● **DIRECTION**: Return the records below from the line containing "Type out the text in this image." onward, exactly, through and including the last line.

● **INFORMATION GIVEN**:
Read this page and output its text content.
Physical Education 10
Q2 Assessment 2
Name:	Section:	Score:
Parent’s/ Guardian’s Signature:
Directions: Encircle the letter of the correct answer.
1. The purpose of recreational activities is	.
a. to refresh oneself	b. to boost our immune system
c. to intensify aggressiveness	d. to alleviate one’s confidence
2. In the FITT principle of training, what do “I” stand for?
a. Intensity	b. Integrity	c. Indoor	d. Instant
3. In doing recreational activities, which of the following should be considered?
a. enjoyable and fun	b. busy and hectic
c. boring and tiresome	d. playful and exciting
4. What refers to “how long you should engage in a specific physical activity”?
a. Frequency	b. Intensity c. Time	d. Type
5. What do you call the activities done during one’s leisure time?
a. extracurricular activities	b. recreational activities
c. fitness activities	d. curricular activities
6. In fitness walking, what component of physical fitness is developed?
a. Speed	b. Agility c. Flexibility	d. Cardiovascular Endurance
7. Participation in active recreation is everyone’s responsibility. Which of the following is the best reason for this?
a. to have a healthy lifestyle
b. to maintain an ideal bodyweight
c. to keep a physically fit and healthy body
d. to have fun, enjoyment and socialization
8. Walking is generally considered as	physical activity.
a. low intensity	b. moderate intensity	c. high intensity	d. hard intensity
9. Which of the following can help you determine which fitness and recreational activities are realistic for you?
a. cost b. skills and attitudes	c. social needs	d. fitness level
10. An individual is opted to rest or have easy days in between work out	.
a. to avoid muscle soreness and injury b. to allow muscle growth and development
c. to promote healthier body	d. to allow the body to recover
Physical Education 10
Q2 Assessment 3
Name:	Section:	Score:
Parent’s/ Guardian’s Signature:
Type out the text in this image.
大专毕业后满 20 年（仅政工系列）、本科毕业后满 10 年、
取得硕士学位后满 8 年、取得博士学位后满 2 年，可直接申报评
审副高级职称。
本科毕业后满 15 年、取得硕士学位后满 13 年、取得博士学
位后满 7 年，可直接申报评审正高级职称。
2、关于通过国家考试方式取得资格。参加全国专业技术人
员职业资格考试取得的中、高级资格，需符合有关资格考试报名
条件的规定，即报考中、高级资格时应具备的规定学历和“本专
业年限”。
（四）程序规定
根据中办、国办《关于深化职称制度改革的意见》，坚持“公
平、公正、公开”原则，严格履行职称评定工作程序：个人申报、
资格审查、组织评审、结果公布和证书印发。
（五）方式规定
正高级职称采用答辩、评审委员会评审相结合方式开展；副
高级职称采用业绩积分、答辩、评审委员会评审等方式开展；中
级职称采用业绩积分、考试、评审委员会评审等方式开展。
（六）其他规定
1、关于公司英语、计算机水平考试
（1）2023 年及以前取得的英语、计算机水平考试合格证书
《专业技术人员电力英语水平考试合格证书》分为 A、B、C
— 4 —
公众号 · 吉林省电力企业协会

● **RESPONSE TO THE TASK**:
Type out the text in this image.
大专毕业后满 20 年（仅政工系列）、本科毕业后满 10 年、
取得硕士学位后满 8 年、取得博士学位后满 2 年，可直接申报评
审副高级职称。
本科毕业后满 15 年、取得硕士学位后满 13 年、取得博士学
位后满 7 年，可直接申报评审正高级职称。
2、关于通过国家考试方式取得资格。参加全国专业技术人
员职业资格考试取得的中、高级资格，需符合有关资格考试报名
条件的规定，即报考中、高级资格时应具备的规定学历和“本专
业年限”。
（四）程序规定
根据中办、国办《关于深化职称制度改革的意见》，坚持“公
平、公正、公开”原则，严格履行职称评定工作程序：个人申报、
资格审查、组织评审、结果公布和证书印发。
（五）方式规定
正高级职称采用答辩、评审委员会评审相结合方式开展；副
高级职称采用业绩积分、答辩、评审委员会评审等方式开展；中
级职称采用业绩积分、考试、评审委员会评审等方式开展。
（六）其他规定
1、关于公司英语、计算机水平考试
（1）2023 年及以前取得的英语、计算机水平考试合格证书
《专业技术人员电力英语水平考试合格证书》分为 A、B、C
— 4 —
公众号 · 吉林省电力企业协会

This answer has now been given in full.